---------- Records to process

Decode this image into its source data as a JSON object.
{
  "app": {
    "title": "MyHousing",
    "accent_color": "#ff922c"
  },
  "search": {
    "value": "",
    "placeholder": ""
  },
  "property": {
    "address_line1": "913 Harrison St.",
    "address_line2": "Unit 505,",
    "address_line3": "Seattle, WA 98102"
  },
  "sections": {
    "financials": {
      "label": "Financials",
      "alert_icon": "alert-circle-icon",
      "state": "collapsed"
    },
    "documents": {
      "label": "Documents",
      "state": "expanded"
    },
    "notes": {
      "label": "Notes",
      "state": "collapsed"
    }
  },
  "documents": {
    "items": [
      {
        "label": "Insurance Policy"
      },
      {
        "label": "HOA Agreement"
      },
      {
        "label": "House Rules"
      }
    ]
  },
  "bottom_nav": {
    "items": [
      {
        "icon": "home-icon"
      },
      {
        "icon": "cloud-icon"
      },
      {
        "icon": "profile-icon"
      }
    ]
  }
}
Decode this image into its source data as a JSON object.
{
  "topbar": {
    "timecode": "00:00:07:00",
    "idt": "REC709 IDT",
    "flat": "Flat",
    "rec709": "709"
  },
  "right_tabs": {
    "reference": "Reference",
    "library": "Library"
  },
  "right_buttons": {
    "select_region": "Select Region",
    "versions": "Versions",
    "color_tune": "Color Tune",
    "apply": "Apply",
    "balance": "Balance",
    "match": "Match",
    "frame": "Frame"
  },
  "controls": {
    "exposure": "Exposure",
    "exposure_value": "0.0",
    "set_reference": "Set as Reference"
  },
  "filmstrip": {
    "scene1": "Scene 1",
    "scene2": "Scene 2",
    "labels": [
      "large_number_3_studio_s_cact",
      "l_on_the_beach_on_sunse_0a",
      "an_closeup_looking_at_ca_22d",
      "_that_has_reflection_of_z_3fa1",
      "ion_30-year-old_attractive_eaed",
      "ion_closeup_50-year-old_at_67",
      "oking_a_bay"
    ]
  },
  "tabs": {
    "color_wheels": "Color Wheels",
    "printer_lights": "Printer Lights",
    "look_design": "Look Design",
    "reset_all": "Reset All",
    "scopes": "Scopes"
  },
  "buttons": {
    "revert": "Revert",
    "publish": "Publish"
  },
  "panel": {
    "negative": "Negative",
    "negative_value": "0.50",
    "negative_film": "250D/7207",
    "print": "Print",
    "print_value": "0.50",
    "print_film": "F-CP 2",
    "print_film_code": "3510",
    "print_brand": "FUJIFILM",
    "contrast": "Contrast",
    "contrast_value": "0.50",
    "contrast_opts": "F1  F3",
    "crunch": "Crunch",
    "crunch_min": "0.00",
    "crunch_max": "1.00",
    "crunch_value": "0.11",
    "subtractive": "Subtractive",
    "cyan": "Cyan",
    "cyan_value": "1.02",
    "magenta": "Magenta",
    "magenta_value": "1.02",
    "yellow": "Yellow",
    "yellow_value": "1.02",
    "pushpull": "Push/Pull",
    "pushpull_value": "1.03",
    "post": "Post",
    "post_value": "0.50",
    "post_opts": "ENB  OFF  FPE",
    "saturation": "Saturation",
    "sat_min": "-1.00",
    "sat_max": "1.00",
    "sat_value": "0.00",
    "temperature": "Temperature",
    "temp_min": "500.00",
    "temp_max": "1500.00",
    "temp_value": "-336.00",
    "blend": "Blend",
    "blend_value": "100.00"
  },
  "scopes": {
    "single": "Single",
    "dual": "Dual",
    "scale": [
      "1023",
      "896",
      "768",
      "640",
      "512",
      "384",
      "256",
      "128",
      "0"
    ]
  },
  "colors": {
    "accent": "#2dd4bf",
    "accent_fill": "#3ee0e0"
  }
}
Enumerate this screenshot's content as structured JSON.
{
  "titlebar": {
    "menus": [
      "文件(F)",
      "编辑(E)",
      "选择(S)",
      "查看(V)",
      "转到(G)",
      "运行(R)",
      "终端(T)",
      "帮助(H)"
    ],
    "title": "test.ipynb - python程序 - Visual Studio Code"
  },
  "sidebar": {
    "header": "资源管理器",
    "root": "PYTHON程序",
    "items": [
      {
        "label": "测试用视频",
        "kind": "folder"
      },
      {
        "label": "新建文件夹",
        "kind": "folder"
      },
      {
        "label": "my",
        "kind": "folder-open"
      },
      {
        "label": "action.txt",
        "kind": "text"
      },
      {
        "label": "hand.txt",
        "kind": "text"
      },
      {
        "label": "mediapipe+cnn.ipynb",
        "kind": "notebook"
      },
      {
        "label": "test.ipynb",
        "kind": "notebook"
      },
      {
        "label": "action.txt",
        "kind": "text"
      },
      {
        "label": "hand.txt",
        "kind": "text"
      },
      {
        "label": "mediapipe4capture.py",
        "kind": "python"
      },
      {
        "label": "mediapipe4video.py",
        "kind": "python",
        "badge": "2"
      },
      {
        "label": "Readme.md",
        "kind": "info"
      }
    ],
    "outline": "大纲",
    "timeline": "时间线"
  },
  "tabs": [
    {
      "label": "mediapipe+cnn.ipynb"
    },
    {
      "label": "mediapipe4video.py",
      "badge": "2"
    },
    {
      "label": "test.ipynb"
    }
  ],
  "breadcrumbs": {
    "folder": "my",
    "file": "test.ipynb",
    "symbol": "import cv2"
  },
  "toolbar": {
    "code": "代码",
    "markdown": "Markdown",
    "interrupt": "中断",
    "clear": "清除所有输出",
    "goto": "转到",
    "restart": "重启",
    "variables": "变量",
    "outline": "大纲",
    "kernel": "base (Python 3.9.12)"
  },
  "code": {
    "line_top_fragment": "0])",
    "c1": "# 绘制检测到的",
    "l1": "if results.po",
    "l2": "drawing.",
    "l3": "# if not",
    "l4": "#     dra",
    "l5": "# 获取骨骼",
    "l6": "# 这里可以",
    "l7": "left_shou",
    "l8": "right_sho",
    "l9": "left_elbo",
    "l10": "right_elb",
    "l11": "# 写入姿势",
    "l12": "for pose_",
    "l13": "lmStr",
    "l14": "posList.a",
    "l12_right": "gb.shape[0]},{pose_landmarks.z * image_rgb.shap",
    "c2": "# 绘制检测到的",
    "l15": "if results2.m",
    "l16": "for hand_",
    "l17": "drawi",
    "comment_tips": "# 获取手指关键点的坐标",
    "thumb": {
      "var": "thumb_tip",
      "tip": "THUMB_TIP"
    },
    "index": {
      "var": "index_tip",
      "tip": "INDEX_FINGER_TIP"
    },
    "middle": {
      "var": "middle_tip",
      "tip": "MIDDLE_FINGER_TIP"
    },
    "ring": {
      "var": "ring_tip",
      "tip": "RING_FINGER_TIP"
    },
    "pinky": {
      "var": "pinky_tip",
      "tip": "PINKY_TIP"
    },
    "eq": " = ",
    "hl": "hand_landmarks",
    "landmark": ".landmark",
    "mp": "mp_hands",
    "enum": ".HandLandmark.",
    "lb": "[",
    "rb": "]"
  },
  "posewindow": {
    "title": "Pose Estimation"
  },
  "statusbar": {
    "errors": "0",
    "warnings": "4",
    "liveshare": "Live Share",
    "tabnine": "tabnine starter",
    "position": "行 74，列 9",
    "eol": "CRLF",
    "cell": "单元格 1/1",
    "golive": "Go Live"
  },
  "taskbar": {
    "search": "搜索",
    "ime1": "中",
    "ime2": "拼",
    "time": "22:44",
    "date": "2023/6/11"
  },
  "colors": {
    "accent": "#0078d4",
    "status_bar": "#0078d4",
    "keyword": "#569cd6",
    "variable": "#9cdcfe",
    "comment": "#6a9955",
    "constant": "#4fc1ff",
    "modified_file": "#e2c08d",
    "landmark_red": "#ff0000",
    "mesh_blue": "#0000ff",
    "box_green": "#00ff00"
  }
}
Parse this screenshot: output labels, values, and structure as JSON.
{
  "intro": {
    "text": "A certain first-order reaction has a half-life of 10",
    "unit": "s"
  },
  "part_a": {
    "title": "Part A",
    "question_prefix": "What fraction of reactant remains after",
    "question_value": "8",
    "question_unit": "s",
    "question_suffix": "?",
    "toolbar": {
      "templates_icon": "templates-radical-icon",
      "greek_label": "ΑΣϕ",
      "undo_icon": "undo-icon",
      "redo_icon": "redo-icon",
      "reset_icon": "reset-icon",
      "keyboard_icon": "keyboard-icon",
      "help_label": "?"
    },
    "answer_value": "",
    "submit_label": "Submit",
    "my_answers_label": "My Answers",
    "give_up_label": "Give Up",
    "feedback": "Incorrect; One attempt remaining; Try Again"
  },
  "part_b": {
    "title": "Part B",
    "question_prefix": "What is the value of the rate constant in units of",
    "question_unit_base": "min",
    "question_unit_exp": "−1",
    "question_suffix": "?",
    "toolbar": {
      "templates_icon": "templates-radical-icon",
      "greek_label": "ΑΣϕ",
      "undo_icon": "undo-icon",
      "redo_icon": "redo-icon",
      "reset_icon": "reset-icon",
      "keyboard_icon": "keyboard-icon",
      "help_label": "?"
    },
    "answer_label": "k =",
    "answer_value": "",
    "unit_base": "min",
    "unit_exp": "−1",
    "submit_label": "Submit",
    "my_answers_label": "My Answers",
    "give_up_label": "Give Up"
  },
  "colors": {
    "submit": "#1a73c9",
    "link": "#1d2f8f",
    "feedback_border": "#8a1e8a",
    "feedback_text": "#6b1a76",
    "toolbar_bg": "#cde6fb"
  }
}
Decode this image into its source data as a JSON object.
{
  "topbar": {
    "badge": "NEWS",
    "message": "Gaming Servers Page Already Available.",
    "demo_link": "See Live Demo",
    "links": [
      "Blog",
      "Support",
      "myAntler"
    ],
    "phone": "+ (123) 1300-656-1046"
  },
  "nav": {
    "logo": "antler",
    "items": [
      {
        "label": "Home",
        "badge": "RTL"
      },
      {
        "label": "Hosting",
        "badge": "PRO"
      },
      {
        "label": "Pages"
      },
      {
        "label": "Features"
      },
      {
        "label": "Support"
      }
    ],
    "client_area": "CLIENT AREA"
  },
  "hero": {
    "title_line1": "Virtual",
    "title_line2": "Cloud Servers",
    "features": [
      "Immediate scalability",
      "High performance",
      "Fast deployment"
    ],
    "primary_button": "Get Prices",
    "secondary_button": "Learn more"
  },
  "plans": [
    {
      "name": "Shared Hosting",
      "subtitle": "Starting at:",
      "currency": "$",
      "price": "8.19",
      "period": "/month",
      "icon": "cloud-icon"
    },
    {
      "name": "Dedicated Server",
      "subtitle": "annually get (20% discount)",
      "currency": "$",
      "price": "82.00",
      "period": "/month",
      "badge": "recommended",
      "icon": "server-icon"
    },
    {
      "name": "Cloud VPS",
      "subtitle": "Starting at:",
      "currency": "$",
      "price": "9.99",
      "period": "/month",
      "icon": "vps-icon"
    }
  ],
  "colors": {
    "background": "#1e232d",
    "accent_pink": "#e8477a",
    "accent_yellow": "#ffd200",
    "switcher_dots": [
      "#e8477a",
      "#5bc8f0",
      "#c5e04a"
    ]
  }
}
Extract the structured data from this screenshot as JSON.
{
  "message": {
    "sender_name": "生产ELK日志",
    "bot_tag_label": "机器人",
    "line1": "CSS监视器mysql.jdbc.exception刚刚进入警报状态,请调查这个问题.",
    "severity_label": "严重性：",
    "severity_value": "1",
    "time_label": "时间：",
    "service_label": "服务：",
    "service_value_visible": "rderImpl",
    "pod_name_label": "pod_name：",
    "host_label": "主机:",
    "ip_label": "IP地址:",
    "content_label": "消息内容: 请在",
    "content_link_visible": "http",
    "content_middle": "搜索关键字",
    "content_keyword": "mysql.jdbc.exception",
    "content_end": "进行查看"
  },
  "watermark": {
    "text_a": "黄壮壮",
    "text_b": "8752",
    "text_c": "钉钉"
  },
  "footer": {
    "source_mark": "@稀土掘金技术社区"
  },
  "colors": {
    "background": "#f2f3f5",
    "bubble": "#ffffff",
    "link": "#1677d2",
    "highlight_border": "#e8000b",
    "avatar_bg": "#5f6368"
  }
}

--------------------

What the task requires:
Pick out every line holding the string "Reference" and return it.

Finished answer:
    "reference": "Reference",
    "set_reference": "Set as Reference"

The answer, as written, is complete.